#### Data for this task

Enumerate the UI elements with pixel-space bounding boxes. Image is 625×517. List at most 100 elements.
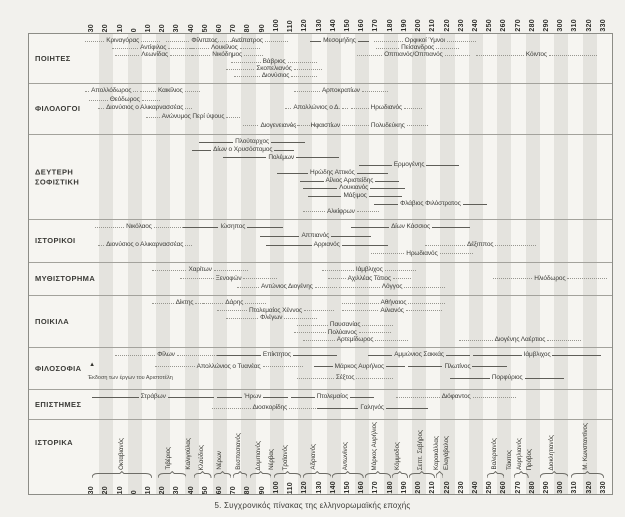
tick-label: 250 xyxy=(486,19,494,32)
entry-label: Πλωτίνος xyxy=(444,362,471,370)
timeline-entry: Ιάμβλιχος xyxy=(473,351,602,359)
leader-line xyxy=(146,116,160,118)
leader-line xyxy=(89,99,108,101)
tick-label: 310 xyxy=(571,19,579,32)
entry-label: Ορφικοί Ύμνοι xyxy=(404,37,445,45)
tick-label: 220 xyxy=(443,19,451,32)
entry-label: Δίων Κάσσιος xyxy=(391,223,431,231)
leader-line xyxy=(392,278,411,280)
emperor-label: Κόμμοδος xyxy=(394,442,402,470)
timeline-entry: Πτολεμαίος Χέννος xyxy=(217,307,334,314)
tick-label: 50 xyxy=(201,23,209,32)
leader-line xyxy=(97,244,105,246)
section-label: ΠΟΙΚΙΛΑ xyxy=(35,316,70,326)
decade-stripe xyxy=(184,34,199,494)
emperor-label: Καλιγούλας xyxy=(185,438,193,470)
reign-brace xyxy=(365,471,391,479)
entry-label: Δέξιππος xyxy=(467,240,494,248)
emperor-label: Νέρβας xyxy=(267,449,275,470)
entry-label: Δάρης xyxy=(225,299,244,307)
leader-line xyxy=(188,48,209,49)
entry-label: Ηρωδιανός xyxy=(406,249,438,257)
leader-line xyxy=(247,227,283,228)
leader-line xyxy=(446,41,476,42)
leader-line xyxy=(375,339,408,341)
decade-stripe xyxy=(355,34,370,494)
reign-brace xyxy=(214,471,232,479)
leader-line xyxy=(296,325,328,326)
tick-label: 180 xyxy=(386,481,394,494)
entry-label: Σκοπελιανός xyxy=(256,65,292,73)
entry-label: Ηφαιστίων xyxy=(310,121,341,129)
edition-note: Έκδοση των έργων του Αριστοτέλη xyxy=(87,374,173,381)
tick-label: 320 xyxy=(585,481,593,494)
entry-label: Διονύσιος ο Αλικαρνασσέας xyxy=(106,240,184,248)
entry-label: Πολύαινος xyxy=(327,328,357,336)
entry-label: Οππιανός/Οππιανός xyxy=(384,51,443,59)
tick-label: 180 xyxy=(386,19,394,32)
timeline-entry: Ιώσηπος xyxy=(183,224,283,231)
timeline-entry: Δίων ο Χρυσόστομος xyxy=(191,146,294,154)
timeline-entry: Ξενοφών xyxy=(180,275,277,282)
reign-brace xyxy=(571,471,604,479)
leader-line xyxy=(183,227,219,228)
tick-label: 250 xyxy=(486,481,494,494)
decade-stripe xyxy=(298,34,313,494)
leader-line xyxy=(396,397,440,398)
reign-brace xyxy=(332,471,364,479)
timeline-entry: Αθήναιος xyxy=(342,300,445,307)
timeline-entry: Πλωτίνος xyxy=(407,362,508,370)
leader-line xyxy=(291,76,317,77)
timeline-entry: Λουκίλιος xyxy=(188,45,260,52)
timeline-entry: Φίλιππος xyxy=(166,38,243,45)
section-label: ΜΥΘΙΣΤΟΡΗΜΑ xyxy=(35,274,96,284)
tick-label: 10 xyxy=(144,23,152,32)
leader-line xyxy=(263,397,289,398)
entry-label: Αίλιος Αριστείδης xyxy=(325,176,374,184)
leader-line xyxy=(405,310,442,312)
leader-line xyxy=(342,310,379,312)
tick-label: 80 xyxy=(244,23,252,32)
leader-line xyxy=(309,41,322,42)
timeline-entry: Μεσομήδης xyxy=(309,38,370,45)
leader-line xyxy=(407,366,443,368)
tick-label: 140 xyxy=(329,481,337,494)
tick-label: 270 xyxy=(514,481,522,494)
entry-label: Κόιντος xyxy=(525,51,547,59)
leader-line xyxy=(114,355,156,356)
leader-line xyxy=(356,211,380,213)
leader-line xyxy=(348,125,369,127)
leader-line xyxy=(373,41,403,42)
section-label: ΙΣΤΟΡΙΚΑ xyxy=(35,438,73,447)
leader-line xyxy=(167,397,215,398)
leader-line xyxy=(552,355,602,356)
leader-line xyxy=(424,244,465,246)
decade-stripes xyxy=(85,34,611,494)
emperor-label: Βεσπασιανός xyxy=(234,433,242,470)
leader-line xyxy=(85,91,90,92)
leader-line xyxy=(404,286,445,288)
reign-brace xyxy=(539,471,569,479)
leader-line xyxy=(287,62,317,63)
emperor-label: Πρόβος xyxy=(526,448,534,470)
leader-line xyxy=(185,108,192,110)
tick-label: 130 xyxy=(315,19,323,32)
entry-label: Νικόλαος xyxy=(126,223,152,231)
decade-stripe xyxy=(440,34,455,494)
leader-line xyxy=(264,41,289,42)
timeline-entry: Φίλων xyxy=(114,352,218,359)
entry-label: Απολλώνιος ο Τυανέας xyxy=(196,362,261,370)
entry-label: Ιάμβλιχος xyxy=(523,351,551,359)
leader-line xyxy=(244,55,263,56)
timeline-entry: Αμμώνιος Σακκάς xyxy=(367,352,471,359)
tick-label: 260 xyxy=(500,19,508,32)
leader-line xyxy=(153,227,184,228)
entry-label: Διογενειανός xyxy=(260,121,297,129)
timeline-entry: Γαληνός xyxy=(316,405,428,412)
tick-label: 10 xyxy=(116,23,124,32)
decade-stripe xyxy=(127,34,142,494)
timeline-entry: Δάρης xyxy=(202,299,266,307)
section-timeline: Στράβων Ήρων Πτολεμαίος Διόφαντος Διοσκορίδη… xyxy=(85,390,611,419)
entry-label: Παυσανίας xyxy=(329,321,361,329)
emperor-label: Μάρκος Αυρήλιος xyxy=(371,421,379,470)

########

Reproduce word for word the material starting with the line containing "tick-label: 250 xyxy=(486,19,494,32)" and running through the line containing "entry-label: Δίων Κάσσιος", including both of those lines.

Answer for the task:
tick-label: 250 xyxy=(486,19,494,32)
entry-label: Πλωτίνος xyxy=(444,362,471,370)
timeline-entry: Ιάμβλιχος xyxy=(473,351,602,359)
leader-line xyxy=(146,116,160,118)
leader-line xyxy=(89,99,108,101)
tick-label: 310 xyxy=(571,19,579,32)
entry-label: Ορφικοί Ύμνοι xyxy=(404,37,445,45)
tick-label: 220 xyxy=(443,19,451,32)
entry-label: Δίων Κάσσιος xyxy=(391,223,431,231)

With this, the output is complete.